# Stored rows
<<<<

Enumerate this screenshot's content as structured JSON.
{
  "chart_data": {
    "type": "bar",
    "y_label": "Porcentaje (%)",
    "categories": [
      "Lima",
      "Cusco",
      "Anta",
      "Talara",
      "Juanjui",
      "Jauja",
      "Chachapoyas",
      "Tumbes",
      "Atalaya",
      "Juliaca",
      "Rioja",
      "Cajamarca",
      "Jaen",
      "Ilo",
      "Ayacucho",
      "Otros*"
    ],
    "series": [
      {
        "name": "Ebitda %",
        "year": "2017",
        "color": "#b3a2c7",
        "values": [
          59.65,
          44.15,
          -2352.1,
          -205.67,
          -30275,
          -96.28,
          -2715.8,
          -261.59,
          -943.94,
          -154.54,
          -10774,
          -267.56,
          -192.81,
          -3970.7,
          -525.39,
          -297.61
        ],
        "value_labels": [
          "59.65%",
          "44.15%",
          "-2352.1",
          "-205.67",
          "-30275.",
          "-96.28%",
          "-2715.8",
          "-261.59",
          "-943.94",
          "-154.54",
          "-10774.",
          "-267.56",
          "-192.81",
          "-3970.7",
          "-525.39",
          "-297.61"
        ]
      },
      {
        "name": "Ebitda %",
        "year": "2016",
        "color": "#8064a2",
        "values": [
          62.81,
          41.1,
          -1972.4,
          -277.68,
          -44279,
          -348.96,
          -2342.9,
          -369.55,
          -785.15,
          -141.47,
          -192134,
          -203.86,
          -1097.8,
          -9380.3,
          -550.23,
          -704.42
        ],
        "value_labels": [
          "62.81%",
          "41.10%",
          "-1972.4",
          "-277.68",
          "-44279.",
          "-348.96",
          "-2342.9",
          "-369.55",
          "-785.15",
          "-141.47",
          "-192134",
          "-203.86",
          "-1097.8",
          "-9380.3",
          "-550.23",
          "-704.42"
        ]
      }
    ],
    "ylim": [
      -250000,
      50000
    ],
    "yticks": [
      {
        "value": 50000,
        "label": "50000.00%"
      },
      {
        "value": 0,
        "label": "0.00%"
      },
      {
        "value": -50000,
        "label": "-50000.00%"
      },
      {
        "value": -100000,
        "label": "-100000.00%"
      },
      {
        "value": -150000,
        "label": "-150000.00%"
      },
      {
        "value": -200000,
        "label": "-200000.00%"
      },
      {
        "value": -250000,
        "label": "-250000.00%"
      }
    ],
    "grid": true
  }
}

>>>>

# Problem
Repeat the material above in full, quoting it exactly.

# Result below
Enumerate this screenshot's content as structured JSON.
{
  "chart_data": {
    "type": "bar",
    "y_label": "Porcentaje (%)",
    "categories": [
      "Lima",
      "Cusco",
      "Anta",
      "Talara",
      "Juanjui",
      "Jauja",
      "Chachapoyas",
      "Tumbes",
      "Atalaya",
      "Juliaca",
      "Rioja",
      "Cajamarca",
      "Jaen",
      "Ilo",
      "Ayacucho",
      "Otros*"
    ],
    "series": [
      {
        "name": "Ebitda %",
        "year": "2017",
        "color": "#b3a2c7",
        "values": [
          59.65,
          44.15,
          -2352.1,
          -205.67,
          -30275,
          -96.28,
          -2715.8,
          -261.59,
          -943.94,
          -154.54,
          -10774,
          -267.56,
          -192.81,
          -3970.7,
          -525.39,
          -297.61
        ],
        "value_labels": [
          "59.65%",
          "44.15%",
          "-2352.1",
          "-205.67",
          "-30275.",
          "-96.28%",
          "-2715.8",
          "-261.59",
          "-943.94",
          "-154.54",
          "-10774.",
          "-267.56",
          "-192.81",
          "-3970.7",
          "-525.39",
          "-297.61"
        ]
      },
      {
        "name": "Ebitda %",
        "year": "2016",
        "color": "#8064a2",
        "values": [
          62.81,
          41.1,
          -1972.4,
          -277.68,
          -44279,
          -348.96,
          -2342.9,
          -369.55,
          -785.15,
          -141.47,
          -192134,
          -203.86,
          -1097.8,
          -9380.3,
          -550.23,
          -704.42
        ],
        "value_labels": [
          "62.81%",
          "41.10%",
          "-1972.4",
          "-277.68",
          "-44279.",
          "-348.96",
          "-2342.9",
          "-369.55",
          "-785.15",
          "-141.47",
          "-192134",
          "-203.86",
          "-1097.8",
          "-9380.3",
          "-550.23",
          "-704.42"
        ]
      }
    ],
    "ylim": [
      -250000,
      50000
    ],
    "yticks": [
      {
        "value": 50000,
        "label": "50000.00%"
      },
      {
        "value": 0,
        "label": "0.00%"
      },
      {
        "value": -50000,
        "label": "-50000.00%"
      },
      {
        "value": -100000,
        "label": "-100000.00%"
      },
      {
        "value": -150000,
        "label": "-150000.00%"
      },
      {
        "value": -200000,
        "label": "-200000.00%"
      },
      {
        "value": -250000,
        "label": "-250000.00%"
      }
    ],
    "grid": true
  }
}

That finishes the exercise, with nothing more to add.